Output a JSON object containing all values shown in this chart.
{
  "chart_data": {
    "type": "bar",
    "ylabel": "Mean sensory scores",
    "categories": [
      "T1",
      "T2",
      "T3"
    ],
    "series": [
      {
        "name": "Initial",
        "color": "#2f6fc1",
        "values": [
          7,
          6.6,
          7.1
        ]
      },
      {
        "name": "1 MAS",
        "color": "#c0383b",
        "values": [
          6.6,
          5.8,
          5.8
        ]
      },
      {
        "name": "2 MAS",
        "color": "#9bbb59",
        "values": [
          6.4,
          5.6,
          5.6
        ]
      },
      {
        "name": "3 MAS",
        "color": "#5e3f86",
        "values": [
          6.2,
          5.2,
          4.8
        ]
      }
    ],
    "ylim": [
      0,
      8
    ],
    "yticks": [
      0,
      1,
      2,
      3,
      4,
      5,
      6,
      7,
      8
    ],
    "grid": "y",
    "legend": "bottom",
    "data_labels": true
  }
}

+ + + +

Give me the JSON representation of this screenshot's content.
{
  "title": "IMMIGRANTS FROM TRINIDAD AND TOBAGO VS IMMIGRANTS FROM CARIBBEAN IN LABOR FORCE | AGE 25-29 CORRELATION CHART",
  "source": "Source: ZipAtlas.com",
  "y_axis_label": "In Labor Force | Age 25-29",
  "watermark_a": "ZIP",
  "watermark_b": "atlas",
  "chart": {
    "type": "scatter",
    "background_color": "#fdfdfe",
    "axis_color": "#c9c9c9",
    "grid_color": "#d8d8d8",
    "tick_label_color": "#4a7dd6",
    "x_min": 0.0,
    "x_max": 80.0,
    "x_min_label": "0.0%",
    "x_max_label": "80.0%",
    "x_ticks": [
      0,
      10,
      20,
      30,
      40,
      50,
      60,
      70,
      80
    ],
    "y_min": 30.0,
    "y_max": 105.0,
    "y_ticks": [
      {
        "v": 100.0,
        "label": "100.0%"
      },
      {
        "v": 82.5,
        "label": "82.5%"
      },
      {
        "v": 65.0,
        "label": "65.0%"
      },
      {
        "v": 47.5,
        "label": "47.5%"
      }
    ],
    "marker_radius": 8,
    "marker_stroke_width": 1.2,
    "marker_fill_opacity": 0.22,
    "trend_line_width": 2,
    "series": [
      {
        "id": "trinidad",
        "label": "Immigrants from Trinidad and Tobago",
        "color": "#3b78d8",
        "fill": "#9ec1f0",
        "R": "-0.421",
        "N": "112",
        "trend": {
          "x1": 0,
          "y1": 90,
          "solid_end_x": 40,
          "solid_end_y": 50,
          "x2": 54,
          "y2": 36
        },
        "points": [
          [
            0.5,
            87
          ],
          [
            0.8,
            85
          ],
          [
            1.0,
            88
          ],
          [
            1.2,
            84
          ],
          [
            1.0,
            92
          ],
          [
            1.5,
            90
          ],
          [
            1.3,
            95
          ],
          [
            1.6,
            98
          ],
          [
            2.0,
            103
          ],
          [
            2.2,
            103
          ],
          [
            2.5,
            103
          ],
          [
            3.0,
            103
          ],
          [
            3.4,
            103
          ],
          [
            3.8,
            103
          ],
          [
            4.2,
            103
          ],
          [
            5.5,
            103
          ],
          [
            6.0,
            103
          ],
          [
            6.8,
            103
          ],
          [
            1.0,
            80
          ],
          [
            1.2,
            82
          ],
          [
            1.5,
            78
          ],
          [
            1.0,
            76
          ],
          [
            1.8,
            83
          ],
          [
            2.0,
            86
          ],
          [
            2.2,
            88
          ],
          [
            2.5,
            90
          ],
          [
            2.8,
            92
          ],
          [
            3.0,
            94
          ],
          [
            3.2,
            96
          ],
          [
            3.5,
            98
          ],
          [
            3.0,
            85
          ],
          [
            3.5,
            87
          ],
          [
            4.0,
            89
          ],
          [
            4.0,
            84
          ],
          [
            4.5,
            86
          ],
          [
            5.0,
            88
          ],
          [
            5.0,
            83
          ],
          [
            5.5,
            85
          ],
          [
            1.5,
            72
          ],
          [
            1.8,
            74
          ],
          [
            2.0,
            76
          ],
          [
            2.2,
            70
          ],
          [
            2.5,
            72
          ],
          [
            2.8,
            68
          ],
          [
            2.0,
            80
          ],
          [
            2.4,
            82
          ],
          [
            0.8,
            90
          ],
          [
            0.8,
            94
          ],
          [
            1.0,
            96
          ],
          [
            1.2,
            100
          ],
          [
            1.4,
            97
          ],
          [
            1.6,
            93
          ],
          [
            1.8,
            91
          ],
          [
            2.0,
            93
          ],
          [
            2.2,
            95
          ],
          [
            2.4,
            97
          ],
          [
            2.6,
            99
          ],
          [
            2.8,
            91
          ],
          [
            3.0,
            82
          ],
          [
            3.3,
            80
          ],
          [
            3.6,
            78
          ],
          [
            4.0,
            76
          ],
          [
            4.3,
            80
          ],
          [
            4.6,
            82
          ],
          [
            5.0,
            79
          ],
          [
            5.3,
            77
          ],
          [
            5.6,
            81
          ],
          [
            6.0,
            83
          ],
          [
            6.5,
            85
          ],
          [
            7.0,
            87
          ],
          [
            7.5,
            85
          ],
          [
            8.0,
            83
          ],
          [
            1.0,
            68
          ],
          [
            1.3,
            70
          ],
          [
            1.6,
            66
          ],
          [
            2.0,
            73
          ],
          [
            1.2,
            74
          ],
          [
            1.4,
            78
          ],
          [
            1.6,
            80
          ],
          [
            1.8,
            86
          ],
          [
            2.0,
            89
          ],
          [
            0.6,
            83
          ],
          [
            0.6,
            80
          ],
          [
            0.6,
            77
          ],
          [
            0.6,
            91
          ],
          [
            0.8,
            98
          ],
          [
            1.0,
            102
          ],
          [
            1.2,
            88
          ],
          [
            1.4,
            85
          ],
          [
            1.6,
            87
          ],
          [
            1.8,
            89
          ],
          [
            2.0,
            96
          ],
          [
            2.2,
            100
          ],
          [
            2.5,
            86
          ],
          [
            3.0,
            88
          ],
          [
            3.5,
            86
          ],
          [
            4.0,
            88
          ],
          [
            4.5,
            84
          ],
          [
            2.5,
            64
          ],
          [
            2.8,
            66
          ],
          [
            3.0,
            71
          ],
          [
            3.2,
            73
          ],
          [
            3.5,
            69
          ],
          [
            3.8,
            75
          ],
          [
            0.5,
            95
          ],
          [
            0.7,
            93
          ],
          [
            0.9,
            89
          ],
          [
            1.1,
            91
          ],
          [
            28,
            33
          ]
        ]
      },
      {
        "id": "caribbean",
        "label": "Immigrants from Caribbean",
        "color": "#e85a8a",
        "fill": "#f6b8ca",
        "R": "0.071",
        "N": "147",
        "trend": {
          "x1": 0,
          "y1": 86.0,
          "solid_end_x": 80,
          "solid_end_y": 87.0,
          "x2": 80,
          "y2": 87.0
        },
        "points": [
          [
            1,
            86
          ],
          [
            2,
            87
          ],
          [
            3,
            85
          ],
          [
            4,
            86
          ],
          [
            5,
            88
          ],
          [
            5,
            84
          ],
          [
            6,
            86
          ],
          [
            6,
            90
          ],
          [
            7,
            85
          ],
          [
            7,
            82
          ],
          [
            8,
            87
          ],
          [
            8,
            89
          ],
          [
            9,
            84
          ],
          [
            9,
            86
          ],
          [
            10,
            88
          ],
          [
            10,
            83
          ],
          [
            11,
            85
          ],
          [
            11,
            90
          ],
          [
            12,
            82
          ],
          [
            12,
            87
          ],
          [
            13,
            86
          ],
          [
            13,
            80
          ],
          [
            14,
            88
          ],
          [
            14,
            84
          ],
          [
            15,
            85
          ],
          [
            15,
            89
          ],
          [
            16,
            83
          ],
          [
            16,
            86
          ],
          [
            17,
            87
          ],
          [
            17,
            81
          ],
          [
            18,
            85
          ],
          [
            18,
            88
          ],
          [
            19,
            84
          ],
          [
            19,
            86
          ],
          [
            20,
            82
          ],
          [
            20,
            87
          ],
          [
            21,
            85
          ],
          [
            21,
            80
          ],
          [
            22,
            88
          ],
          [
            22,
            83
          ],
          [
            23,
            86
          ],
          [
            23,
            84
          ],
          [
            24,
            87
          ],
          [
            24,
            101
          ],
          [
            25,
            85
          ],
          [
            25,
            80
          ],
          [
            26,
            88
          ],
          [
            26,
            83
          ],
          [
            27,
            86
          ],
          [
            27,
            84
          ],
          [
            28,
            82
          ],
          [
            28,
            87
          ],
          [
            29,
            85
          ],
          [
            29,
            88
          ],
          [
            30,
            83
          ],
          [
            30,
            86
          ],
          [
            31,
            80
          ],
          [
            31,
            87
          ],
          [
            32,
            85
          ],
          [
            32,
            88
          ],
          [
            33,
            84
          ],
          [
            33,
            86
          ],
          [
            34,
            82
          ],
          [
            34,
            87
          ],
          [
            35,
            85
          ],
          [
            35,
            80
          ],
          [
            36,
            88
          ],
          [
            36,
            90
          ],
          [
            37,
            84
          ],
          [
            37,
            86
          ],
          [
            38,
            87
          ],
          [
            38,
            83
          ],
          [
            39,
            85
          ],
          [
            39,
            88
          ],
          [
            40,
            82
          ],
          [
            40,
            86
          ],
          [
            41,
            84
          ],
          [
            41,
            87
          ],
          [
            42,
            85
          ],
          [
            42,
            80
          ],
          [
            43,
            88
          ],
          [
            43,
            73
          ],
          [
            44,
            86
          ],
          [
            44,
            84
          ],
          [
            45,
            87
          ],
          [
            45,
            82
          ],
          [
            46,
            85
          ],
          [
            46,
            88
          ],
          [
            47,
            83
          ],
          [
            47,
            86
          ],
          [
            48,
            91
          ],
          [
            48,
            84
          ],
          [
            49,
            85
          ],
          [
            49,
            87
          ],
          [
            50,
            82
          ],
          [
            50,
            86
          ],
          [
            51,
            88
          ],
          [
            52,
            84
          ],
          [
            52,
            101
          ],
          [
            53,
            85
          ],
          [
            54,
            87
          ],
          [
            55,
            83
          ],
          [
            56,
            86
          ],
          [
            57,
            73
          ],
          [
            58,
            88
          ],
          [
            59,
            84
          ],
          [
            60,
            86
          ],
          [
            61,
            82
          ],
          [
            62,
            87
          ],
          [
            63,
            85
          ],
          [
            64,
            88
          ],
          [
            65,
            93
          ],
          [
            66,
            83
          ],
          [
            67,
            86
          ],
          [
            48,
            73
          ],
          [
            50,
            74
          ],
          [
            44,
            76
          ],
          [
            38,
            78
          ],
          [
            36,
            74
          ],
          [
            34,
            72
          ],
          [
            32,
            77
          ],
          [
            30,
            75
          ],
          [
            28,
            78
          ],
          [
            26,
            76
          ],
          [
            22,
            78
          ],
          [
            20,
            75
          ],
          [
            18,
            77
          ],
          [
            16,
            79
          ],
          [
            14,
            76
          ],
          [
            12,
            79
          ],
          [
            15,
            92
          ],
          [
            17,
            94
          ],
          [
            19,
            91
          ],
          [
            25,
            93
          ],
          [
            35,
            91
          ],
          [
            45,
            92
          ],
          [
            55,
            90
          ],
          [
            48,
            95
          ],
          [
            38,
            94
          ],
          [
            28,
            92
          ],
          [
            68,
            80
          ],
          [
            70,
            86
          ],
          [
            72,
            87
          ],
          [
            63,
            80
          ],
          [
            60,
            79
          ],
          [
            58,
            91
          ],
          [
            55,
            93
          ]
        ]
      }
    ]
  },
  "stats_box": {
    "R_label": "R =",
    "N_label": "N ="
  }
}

+ + + +

# What is required
Search the entries for the word "JSON", then list each line that holds it.

# Reply to the exercise
Output a JSON object containing all values shown in this chart.
Give me the JSON representation of this screenshot's content.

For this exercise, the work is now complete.